Begin Data provided

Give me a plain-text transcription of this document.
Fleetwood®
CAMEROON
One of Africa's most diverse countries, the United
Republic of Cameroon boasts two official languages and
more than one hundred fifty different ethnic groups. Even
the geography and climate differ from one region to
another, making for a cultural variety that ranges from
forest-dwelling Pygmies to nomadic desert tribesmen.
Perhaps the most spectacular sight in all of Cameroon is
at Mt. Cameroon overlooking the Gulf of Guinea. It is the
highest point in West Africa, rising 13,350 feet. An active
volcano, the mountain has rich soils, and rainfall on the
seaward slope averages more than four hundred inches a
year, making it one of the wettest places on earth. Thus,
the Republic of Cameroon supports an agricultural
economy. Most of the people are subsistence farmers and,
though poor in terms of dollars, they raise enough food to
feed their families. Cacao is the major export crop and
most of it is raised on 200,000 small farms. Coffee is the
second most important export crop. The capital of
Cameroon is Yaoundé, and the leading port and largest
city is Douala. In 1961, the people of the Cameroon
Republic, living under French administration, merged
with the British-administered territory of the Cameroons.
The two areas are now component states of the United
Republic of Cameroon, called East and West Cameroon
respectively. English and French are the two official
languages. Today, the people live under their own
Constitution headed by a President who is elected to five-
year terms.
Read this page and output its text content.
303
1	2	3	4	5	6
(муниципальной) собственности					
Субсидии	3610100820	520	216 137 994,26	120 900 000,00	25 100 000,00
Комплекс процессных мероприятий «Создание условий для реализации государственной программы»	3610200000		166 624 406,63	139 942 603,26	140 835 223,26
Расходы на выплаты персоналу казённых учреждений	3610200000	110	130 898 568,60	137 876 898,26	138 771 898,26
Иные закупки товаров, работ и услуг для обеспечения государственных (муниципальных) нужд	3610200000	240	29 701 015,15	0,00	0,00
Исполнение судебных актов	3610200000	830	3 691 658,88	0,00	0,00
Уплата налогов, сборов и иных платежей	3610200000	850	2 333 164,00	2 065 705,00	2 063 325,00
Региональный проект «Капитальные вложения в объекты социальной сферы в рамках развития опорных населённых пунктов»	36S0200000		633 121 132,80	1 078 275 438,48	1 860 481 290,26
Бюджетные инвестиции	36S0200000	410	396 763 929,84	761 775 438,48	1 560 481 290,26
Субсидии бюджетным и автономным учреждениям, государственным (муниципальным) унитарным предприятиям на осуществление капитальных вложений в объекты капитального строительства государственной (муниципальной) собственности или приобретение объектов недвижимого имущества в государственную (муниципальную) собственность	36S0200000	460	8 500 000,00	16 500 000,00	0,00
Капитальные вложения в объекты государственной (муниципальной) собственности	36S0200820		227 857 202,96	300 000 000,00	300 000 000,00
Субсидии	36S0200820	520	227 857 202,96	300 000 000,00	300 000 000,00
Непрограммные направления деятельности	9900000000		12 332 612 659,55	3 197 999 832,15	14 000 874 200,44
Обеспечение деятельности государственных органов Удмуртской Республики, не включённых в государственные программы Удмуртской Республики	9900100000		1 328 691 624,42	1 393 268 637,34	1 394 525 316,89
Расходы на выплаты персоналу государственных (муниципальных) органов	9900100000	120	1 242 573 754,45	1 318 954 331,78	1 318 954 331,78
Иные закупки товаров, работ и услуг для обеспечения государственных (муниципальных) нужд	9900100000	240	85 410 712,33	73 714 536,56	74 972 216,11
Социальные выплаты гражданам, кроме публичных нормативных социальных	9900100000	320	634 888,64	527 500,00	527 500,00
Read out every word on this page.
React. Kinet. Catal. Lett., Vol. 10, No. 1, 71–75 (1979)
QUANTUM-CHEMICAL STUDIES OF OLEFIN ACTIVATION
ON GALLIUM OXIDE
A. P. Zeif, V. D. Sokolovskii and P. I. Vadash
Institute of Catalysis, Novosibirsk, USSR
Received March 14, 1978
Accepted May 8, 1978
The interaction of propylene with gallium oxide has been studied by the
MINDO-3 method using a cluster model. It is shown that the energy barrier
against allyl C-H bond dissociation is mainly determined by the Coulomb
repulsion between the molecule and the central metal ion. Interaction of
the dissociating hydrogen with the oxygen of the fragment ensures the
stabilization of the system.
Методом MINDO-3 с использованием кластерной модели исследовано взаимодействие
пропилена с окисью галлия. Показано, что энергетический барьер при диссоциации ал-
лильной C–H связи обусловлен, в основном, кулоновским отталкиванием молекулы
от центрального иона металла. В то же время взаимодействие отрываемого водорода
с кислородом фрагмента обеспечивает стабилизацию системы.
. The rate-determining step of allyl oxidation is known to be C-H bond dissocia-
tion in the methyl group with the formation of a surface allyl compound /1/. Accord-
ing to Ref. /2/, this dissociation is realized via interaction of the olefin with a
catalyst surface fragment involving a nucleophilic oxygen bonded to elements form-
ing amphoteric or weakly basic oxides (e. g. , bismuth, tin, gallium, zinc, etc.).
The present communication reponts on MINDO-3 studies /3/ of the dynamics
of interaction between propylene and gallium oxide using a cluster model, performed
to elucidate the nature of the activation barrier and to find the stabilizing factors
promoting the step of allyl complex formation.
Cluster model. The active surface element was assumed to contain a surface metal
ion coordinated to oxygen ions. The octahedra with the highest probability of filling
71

End Data provided

» Problem to work on
Output every record above exactly as it appears.

» Answer to this task
Give me a plain-text transcription of this document.
Fleetwood®
CAMEROON
One of Africa's most diverse countries, the United
Republic of Cameroon boasts two official languages and
more than one hundred fifty different ethnic groups. Even
the geography and climate differ from one region to
another, making for a cultural variety that ranges from
forest-dwelling Pygmies to nomadic desert tribesmen.
Perhaps the most spectacular sight in all of Cameroon is
at Mt. Cameroon overlooking the Gulf of Guinea. It is the
highest point in West Africa, rising 13,350 feet. An active
volcano, the mountain has rich soils, and rainfall on the
seaward slope averages more than four hundred inches a
year, making it one of the wettest places on earth. Thus,
the Republic of Cameroon supports an agricultural
economy. Most of the people are subsistence farmers and,
though poor in terms of dollars, they raise enough food to
feed their families. Cacao is the major export crop and
most of it is raised on 200,000 small farms. Coffee is the
second most important export crop. The capital of
Cameroon is Yaoundé, and the leading port and largest
city is Douala. In 1961, the people of the Cameroon
Republic, living under French administration, merged
with the British-administered territory of the Cameroons.
The two areas are now component states of the United
Republic of Cameroon, called East and West Cameroon
respectively. English and French are the two official
languages. Today, the people live under their own
Constitution headed by a President who is elected to five-
year terms.
Read this page and output its text content.
303
1	2	3	4	5	6
(муниципальной) собственности					
Субсидии	3610100820	520	216 137 994,26	120 900 000,00	25 100 000,00
Комплекс процессных мероприятий «Создание условий для реализации государственной программы»	3610200000		166 624 406,63	139 942 603,26	140 835 223,26
Расходы на выплаты персоналу казённых учреждений	3610200000	110	130 898 568,60	137 876 898,26	138 771 898,26
Иные закупки товаров, работ и услуг для обеспечения государственных (муниципальных) нужд	3610200000	240	29 701 015,15	0,00	0,00
Исполнение судебных актов	3610200000	830	3 691 658,88	0,00	0,00
Уплата налогов, сборов и иных платежей	3610200000	850	2 333 164,00	2 065 705,00	2 063 325,00
Региональный проект «Капитальные вложения в объекты социальной сферы в рамках развития опорных населённых пунктов»	36S0200000		633 121 132,80	1 078 275 438,48	1 860 481 290,26
Бюджетные инвестиции	36S0200000	410	396 763 929,84	761 775 438,48	1 560 481 290,26
Субсидии бюджетным и автономным учреждениям, государственным (муниципальным) унитарным предприятиям на осуществление капитальных вложений в объекты капитального строительства государственной (муниципальной) собственности или приобретение объектов недвижимого имущества в государственную (муниципальную) собственность	36S0200000	460	8 500 000,00	16 500 000,00	0,00
Капитальные вложения в объекты государственной (муниципальной) собственности	36S0200820		227 857 202,96	300 000 000,00	300 000 000,00
Субсидии	36S0200820	520	227 857 202,96	300 000 000,00	300 000 000,00
Непрограммные направления деятельности	9900000000		12 332 612 659,55	3 197 999 832,15	14 000 874 200,44
Обеспечение деятельности государственных органов Удмуртской Республики, не включённых в государственные программы Удмуртской Республики	9900100000		1 328 691 624,42	1 393 268 637,34	1 394 525 316,89
Расходы на выплаты персоналу государственных (муниципальных) органов	9900100000	120	1 242 573 754,45	1 318 954 331,78	1 318 954 331,78
Иные закупки товаров, работ и услуг для обеспечения государственных (муниципальных) нужд	9900100000	240	85 410 712,33	73 714 536,56	74 972 216,11
Социальные выплаты гражданам, кроме публичных нормативных социальных	9900100000	320	634 888,64	527 500,00	527 500,00
Read out every word on this page.
React. Kinet. Catal. Lett., Vol. 10, No. 1, 71–75 (1979)
QUANTUM-CHEMICAL STUDIES OF OLEFIN ACTIVATION
ON GALLIUM OXIDE
A. P. Zeif, V. D. Sokolovskii and P. I. Vadash
Institute of Catalysis, Novosibirsk, USSR
Received March 14, 1978
Accepted May 8, 1978
The interaction of propylene with gallium oxide has been studied by the
MINDO-3 method using a cluster model. It is shown that the energy barrier
against allyl C-H bond dissociation is mainly determined by the Coulomb
repulsion between the molecule and the central metal ion. Interaction of
the dissociating hydrogen with the oxygen of the fragment ensures the
stabilization of the system.
Методом MINDO-3 с использованием кластерной модели исследовано взаимодействие
пропилена с окисью галлия. Показано, что энергетический барьер при диссоциации ал-
лильной C–H связи обусловлен, в основном, кулоновским отталкиванием молекулы
от центрального иона металла. В то же время взаимодействие отрываемого водорода
с кислородом фрагмента обеспечивает стабилизацию системы.
. The rate-determining step of allyl oxidation is known to be C-H bond dissocia-
tion in the methyl group with the formation of a surface allyl compound /1/. Accord-
ing to Ref. /2/, this dissociation is realized via interaction of the olefin with a
catalyst surface fragment involving a nucleophilic oxygen bonded to elements form-
ing amphoteric or weakly basic oxides (e. g. , bismuth, tin, gallium, zinc, etc.).
The present communication reponts on MINDO-3 studies /3/ of the dynamics
of interaction between propylene and gallium oxide using a cluster model, performed
to elucidate the nature of the activation barrier and to find the stabilizing factors
promoting the step of allyl complex formation.
Cluster model. The active surface element was assumed to contain a surface metal
ion coordinated to oxygen ions. The octahedra with the highest probability of filling
71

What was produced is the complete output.